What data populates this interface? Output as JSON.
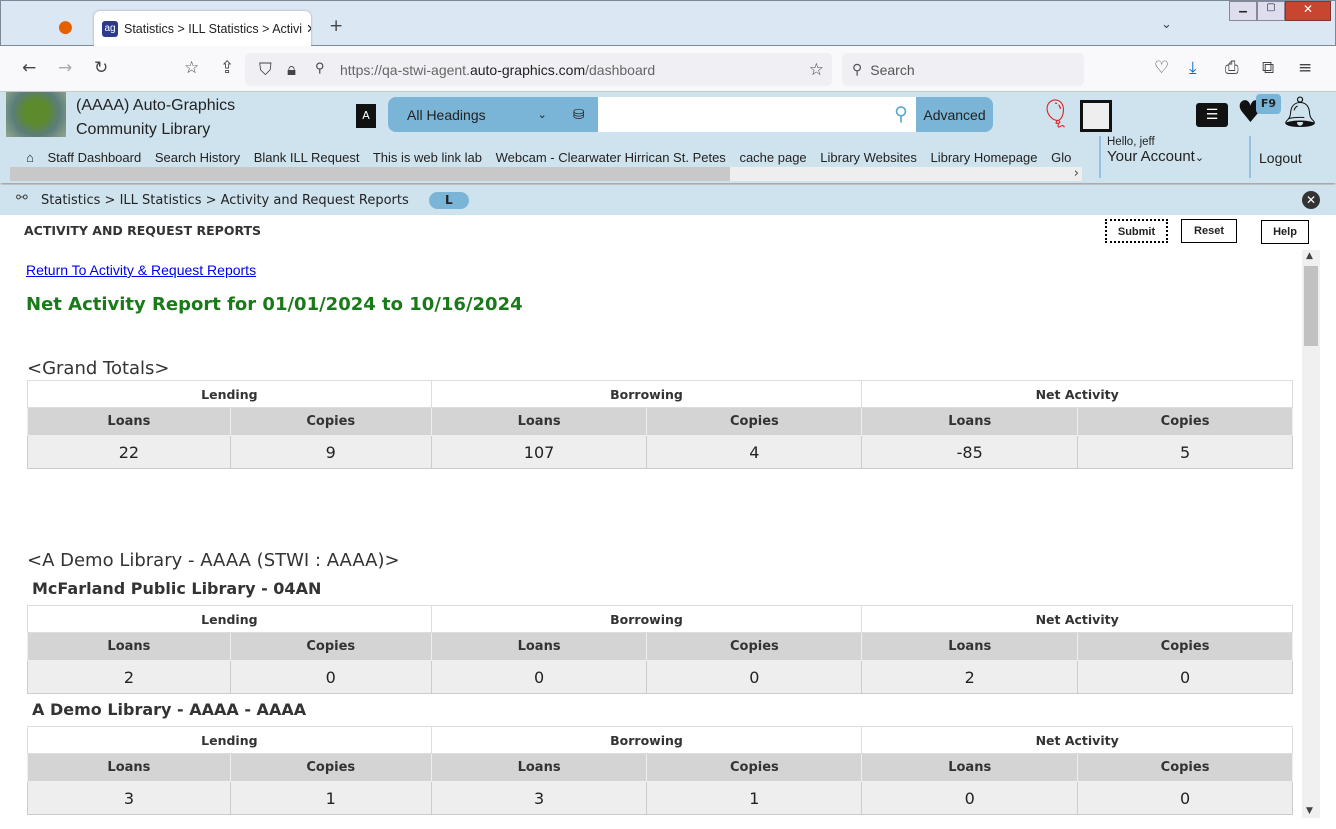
{
  "browser": {
    "tab_title": "Statistics > ILL Statistics > Activi",
    "url_prefix": "https://qa-stwi-agent.",
    "url_domain": "auto-graphics.com",
    "url_path": "/dashboard",
    "search_placeholder": "Search"
  },
  "header": {
    "library_line1": "(AAAA) Auto-Graphics",
    "library_line2": "Community Library",
    "search_scope": "All Headings",
    "advanced_label": "Advanced",
    "badge": "F9",
    "greeting": "Hello, jeff",
    "account_label": "Your Account",
    "logout_label": "Logout",
    "nav_links": [
      "Staff Dashboard",
      "Search History",
      "Blank ILL Request",
      "This is web link lab",
      "Webcam - Clearwater Hirrican St. Petes",
      "cache page",
      "Library Websites",
      "Library Homepage",
      "Glo"
    ]
  },
  "breadcrumb": {
    "text": "Statistics > ILL Statistics > Activity and Request Reports",
    "pill": "L"
  },
  "page": {
    "title": "ACTIVITY AND REQUEST REPORTS",
    "submit": "Submit",
    "reset": "Reset",
    "help": "Help",
    "return_link": "Return To Activity & Request Reports",
    "report_title": "Net Activity Report for 01/01/2024 to 10/16/2024",
    "grand_totals": "<Grand Totals>",
    "group_title": "<A Demo Library - AAAA (STWI : AAAA)>"
  },
  "columns": {
    "groups": [
      "Lending",
      "Borrowing",
      "Net Activity"
    ],
    "cols": [
      "Loans",
      "Copies",
      "Loans",
      "Copies",
      "Loans",
      "Copies"
    ]
  },
  "tables": [
    {
      "title": "",
      "values": [
        "22",
        "9",
        "107",
        "4",
        "-85",
        "5"
      ]
    },
    {
      "title": "McFarland Public Library - 04AN",
      "values": [
        "2",
        "0",
        "0",
        "0",
        "2",
        "0"
      ]
    },
    {
      "title": "A Demo Library - AAAA - AAAA",
      "values": [
        "3",
        "1",
        "3",
        "1",
        "0",
        "0"
      ]
    }
  ]
}
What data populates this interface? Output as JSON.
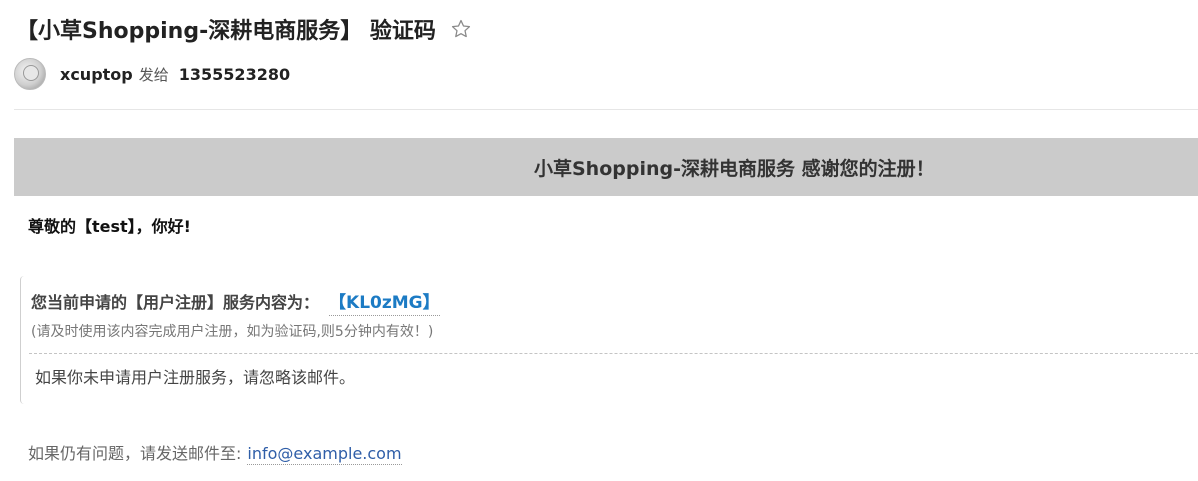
{
  "email": {
    "subject": "【小草Shopping-深耕电商服务】 验证码",
    "starred": false
  },
  "sender": {
    "name": "xcuptop",
    "sent_to_label": "发给",
    "recipient": "1355523280"
  },
  "body": {
    "banner_text": "小草Shopping-深耕电商服务 感谢您的注册！",
    "greeting": "尊敬的【test】，你好!",
    "service_label": "您当前申请的【用户注册】服务内容为：",
    "code": "【KL0zMG】",
    "note": "(请及时使用该内容完成用户注册，如为验证码,则5分钟内有效！)",
    "ignore_text": "如果你未申请用户注册服务，请忽略该邮件。",
    "footer_prefix": "如果仍有问题，请发送邮件至:",
    "footer_email": "info@example.com"
  },
  "icons": {
    "star": "star-outline-icon",
    "avatar": "avatar-image"
  },
  "colors": {
    "banner_bg": "#cbcbcb",
    "code_color": "#1c7bc4",
    "link_color": "#2f5ea8"
  }
}
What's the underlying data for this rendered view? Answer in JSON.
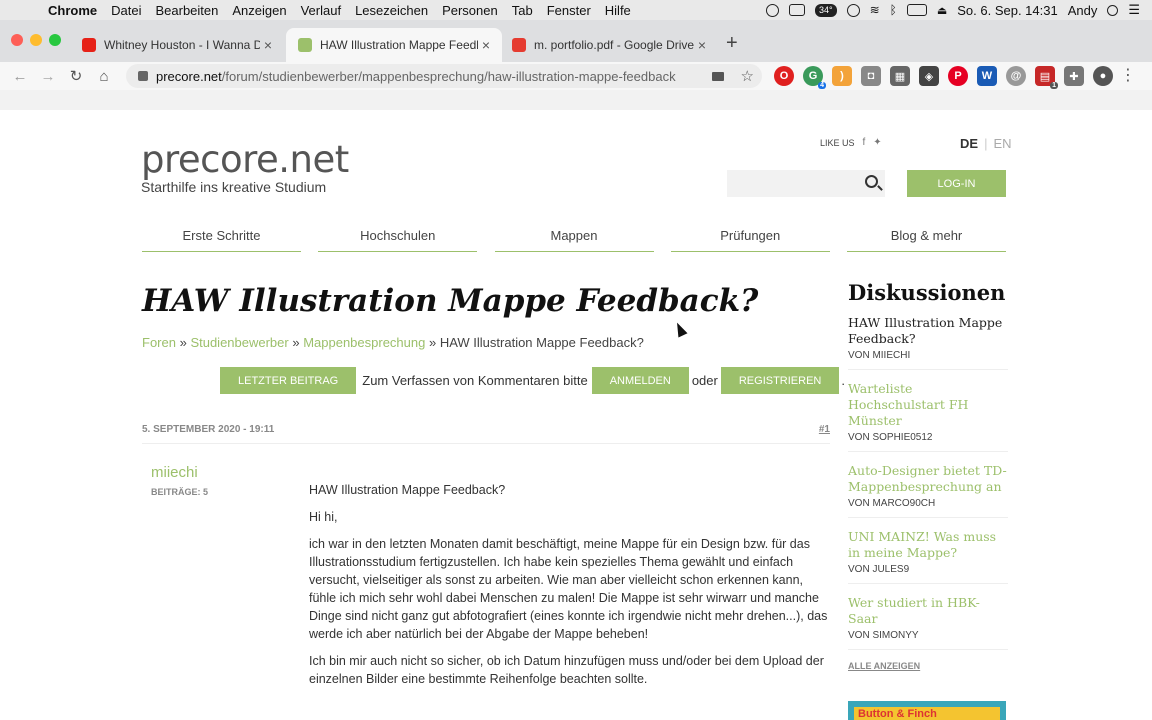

_EXERCISE_. Transcribe all the lines above exactly, apart from the pictures.

_EXERCISE ANSWER_.
What data populates this interface? Output as JSON.
{
  "browser": {
    "tab_title": "Statistics > ILL Statistics > Activi",
    "url_prefix": "https://qa-stwi-agent.",
    "url_domain": "auto-graphics.com",
    "url_path": "/dashboard",
    "search_placeholder": "Search"
  },
  "header": {
    "library_line1": "(AAAA) Auto-Graphics",
    "library_line2": "Community Library",
    "search_scope": "All Headings",
    "advanced_label": "Advanced",
    "badge": "F9",
    "greeting": "Hello, jeff",
    "account_label": "Your Account",
    "logout_label": "Logout",
    "nav_links": [
      "Staff Dashboard",
      "Search History",
      "Blank ILL Request",
      "This is web link lab",
      "Webcam - Clearwater Hirrican St. Petes",
      "cache page",
      "Library Websites",
      "Library Homepage",
      "Glo"
    ]
  },
  "breadcrumb": {
    "text": "Statistics > ILL Statistics > Activity and Request Reports",
    "pill": "L"
  },
  "page": {
    "title": "ACTIVITY AND REQUEST REPORTS",
    "submit": "Submit",
    "reset": "Reset",
    "help": "Help",
    "return_link": "Return To Activity & Request Reports",
    "report_title": "Net Activity Report for 01/01/2024 to 10/16/2024",
    "grand_totals": "<Grand Totals>",
    "group_title": "<A Demo Library - AAAA (STWI : AAAA)>"
  },
  "columns": {
    "groups": [
      "Lending",
      "Borrowing",
      "Net Activity"
    ],
    "cols": [
      "Loans",
      "Copies",
      "Loans",
      "Copies",
      "Loans",
      "Copies"
    ]
  },
  "tables": [
    {
      "title": "",
      "values": [
        "22",
        "9",
        "107",
        "4",
        "-85",
        "5"
      ]
    },
    {
      "title": "McFarland Public Library - 04AN",
      "values": [
        "2",
        "0",
        "0",
        "0",
        "2",
        "0"
      ]
    },
    {
      "title": "A Demo Library - AAAA - AAAA",
      "values": [
        "3",
        "1",
        "3",
        "1",
        "0",
        "0"
      ]
    }
  ]
}
What data populates this interface? Output as JSON.
{
  "email": {
    "subject": "【小草Shopping-深耕电商服务】 验证码",
    "starred": false
  },
  "sender": {
    "name": "xcuptop",
    "sent_to_label": "发给",
    "recipient": "1355523280"
  },
  "body": {
    "banner_text": "小草Shopping-深耕电商服务 感谢您的注册！",
    "greeting": "尊敬的【test】，你好!",
    "service_label": "您当前申请的【用户注册】服务内容为：",
    "code": "【KL0zMG】",
    "note": "(请及时使用该内容完成用户注册，如为验证码,则5分钟内有效！)",
    "ignore_text": "如果你未申请用户注册服务，请忽略该邮件。",
    "footer_prefix": "如果仍有问题，请发送邮件至:",
    "footer_email": "info@example.com"
  },
  "icons": {
    "star": "star-outline-icon",
    "avatar": "avatar-image"
  },
  "colors": {
    "banner_bg": "#cbcbcb",
    "code_color": "#1c7bc4",
    "link_color": "#2f5ea8"
  }
}
What's the underlying data for this rendered view? Answer in JSON.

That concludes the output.